## Written exercise
Collect all lines from the records below that include the word "Loss".

# start of The records

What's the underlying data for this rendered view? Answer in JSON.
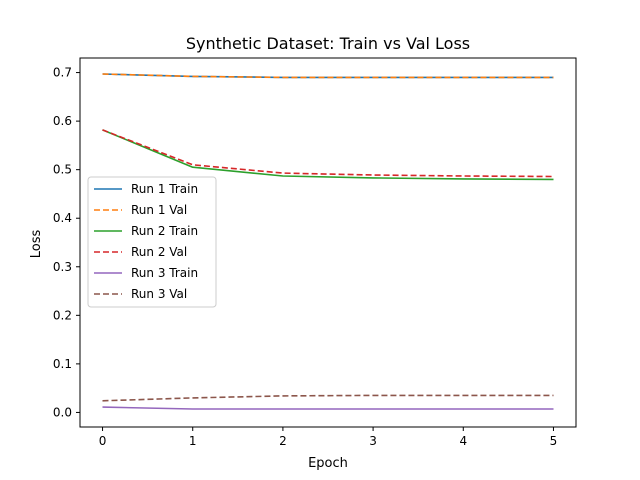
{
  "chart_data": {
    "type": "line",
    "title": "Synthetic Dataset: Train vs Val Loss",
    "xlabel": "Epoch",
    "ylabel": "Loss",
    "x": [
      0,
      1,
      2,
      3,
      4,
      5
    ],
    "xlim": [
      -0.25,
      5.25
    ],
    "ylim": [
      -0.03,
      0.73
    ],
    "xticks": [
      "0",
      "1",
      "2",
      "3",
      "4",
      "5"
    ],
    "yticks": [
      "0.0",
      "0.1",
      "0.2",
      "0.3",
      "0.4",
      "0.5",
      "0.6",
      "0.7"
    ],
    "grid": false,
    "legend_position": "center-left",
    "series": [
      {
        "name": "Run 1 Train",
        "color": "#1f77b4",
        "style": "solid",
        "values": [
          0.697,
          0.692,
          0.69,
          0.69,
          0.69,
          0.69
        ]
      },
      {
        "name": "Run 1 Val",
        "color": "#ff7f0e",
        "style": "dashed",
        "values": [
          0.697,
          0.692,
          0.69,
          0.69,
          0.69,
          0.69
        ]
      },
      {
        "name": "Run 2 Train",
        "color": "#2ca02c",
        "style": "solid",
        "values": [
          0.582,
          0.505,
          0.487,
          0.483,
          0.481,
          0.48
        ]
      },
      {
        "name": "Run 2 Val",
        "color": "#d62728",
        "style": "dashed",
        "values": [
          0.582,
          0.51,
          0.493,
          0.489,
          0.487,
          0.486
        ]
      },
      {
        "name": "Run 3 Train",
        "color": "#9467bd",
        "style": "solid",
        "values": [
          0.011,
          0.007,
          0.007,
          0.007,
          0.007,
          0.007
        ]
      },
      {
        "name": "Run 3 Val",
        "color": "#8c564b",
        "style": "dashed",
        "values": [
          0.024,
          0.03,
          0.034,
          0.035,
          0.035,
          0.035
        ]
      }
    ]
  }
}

# end of The records

## Output for this exercise
    "title": "Synthetic Dataset: Train vs Val Loss",
    "ylabel": "Loss",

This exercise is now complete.